*** Records to use ***

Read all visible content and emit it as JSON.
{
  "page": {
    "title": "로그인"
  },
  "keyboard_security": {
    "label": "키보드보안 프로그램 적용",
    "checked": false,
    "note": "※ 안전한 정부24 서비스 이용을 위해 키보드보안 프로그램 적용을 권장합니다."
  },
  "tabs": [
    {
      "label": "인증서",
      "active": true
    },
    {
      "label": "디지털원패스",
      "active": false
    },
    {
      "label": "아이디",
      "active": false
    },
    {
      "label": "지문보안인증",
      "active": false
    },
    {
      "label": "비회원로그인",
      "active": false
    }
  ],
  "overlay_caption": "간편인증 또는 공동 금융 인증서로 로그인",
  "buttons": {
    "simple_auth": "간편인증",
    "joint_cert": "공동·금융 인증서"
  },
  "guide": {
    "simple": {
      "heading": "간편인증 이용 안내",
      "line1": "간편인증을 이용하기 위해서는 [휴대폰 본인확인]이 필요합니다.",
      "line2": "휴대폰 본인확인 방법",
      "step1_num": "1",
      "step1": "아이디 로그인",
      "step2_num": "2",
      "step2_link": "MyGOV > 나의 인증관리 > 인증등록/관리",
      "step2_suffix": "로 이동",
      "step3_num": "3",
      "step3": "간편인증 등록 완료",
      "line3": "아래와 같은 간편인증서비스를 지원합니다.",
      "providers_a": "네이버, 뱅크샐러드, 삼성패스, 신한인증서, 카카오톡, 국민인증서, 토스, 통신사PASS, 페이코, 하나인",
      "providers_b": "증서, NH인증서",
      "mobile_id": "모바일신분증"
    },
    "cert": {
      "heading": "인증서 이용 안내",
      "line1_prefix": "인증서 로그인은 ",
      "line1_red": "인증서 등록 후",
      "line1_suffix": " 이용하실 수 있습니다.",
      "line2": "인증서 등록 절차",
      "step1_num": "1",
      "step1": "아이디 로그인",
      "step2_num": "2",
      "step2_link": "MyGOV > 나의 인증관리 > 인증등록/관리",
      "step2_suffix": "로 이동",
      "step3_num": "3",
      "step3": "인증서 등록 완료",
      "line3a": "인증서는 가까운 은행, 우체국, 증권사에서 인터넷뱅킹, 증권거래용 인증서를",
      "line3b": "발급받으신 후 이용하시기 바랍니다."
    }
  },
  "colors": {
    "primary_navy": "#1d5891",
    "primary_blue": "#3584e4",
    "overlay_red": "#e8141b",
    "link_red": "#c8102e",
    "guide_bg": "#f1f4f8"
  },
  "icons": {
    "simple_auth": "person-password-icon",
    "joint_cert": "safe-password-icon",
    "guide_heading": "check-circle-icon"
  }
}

***
*** Records to use ***

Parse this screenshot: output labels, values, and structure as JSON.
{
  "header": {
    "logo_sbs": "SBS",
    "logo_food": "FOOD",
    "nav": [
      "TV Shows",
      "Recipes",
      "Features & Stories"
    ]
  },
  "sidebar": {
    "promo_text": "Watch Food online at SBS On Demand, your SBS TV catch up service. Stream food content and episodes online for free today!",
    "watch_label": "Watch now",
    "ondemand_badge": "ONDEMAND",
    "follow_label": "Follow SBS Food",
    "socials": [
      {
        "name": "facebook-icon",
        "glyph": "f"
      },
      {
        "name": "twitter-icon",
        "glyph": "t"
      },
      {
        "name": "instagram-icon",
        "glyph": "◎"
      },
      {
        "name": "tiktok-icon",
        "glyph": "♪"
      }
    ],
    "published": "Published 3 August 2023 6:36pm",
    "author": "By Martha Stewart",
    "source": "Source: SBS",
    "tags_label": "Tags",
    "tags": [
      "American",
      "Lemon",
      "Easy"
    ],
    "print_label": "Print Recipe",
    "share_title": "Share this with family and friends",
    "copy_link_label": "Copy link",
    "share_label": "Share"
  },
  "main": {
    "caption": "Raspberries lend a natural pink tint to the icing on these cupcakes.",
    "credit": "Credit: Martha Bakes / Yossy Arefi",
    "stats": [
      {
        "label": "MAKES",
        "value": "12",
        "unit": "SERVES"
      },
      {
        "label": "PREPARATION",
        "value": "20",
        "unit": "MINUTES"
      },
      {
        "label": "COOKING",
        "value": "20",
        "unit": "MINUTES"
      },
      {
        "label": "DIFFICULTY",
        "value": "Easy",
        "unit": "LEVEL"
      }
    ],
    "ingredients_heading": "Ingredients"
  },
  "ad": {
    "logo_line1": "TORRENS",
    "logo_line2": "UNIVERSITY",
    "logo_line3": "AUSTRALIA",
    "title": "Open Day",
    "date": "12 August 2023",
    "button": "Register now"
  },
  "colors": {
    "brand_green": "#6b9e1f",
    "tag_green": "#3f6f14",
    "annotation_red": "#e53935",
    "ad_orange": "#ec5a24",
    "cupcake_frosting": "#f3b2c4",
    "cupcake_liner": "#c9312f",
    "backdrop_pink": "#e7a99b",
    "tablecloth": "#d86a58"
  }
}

***
*** Records to use ***

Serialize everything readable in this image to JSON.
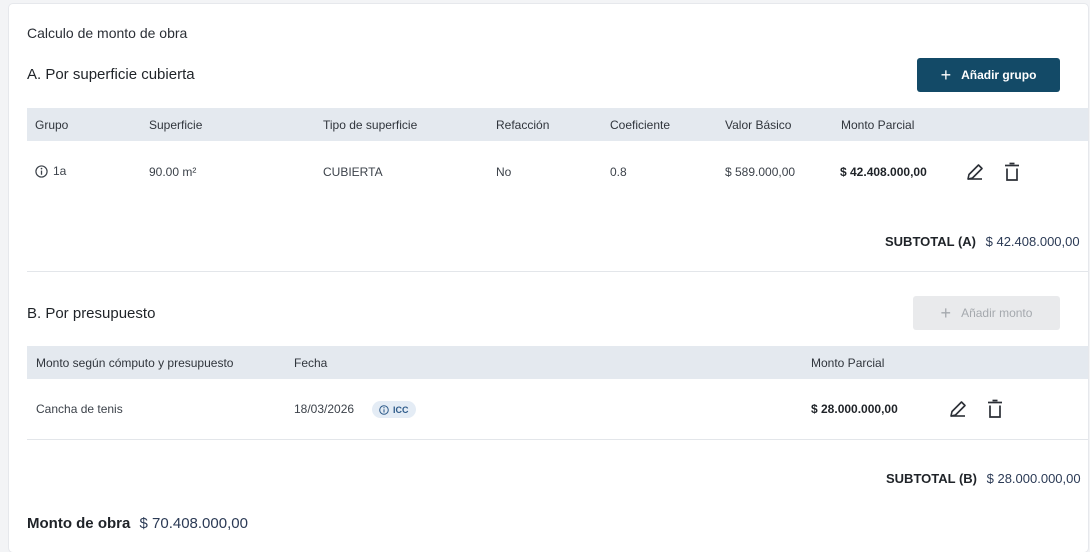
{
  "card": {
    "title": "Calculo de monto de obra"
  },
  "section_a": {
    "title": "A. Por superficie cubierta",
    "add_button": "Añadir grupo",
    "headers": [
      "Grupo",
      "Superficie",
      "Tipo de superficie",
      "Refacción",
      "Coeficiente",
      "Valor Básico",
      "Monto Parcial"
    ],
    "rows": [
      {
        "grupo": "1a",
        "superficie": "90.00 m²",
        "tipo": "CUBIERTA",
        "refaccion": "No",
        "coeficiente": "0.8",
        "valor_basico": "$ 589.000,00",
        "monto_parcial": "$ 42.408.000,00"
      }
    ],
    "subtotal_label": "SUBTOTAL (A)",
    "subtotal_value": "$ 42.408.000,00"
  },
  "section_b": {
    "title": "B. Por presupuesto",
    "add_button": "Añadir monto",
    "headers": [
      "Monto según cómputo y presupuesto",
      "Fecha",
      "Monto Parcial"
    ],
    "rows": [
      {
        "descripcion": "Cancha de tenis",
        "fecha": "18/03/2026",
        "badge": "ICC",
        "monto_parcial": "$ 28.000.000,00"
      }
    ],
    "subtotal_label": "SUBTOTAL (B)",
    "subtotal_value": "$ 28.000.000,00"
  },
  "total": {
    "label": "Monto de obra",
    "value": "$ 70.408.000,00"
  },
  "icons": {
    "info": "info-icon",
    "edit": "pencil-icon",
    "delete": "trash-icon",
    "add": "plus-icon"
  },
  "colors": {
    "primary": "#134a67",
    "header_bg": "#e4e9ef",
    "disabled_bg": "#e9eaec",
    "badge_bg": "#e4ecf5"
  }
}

***

From the entries above, extract each line containing "presupuesto".

    "title": "B. Por presupuesto",
      "Monto según cómputo y presupuesto",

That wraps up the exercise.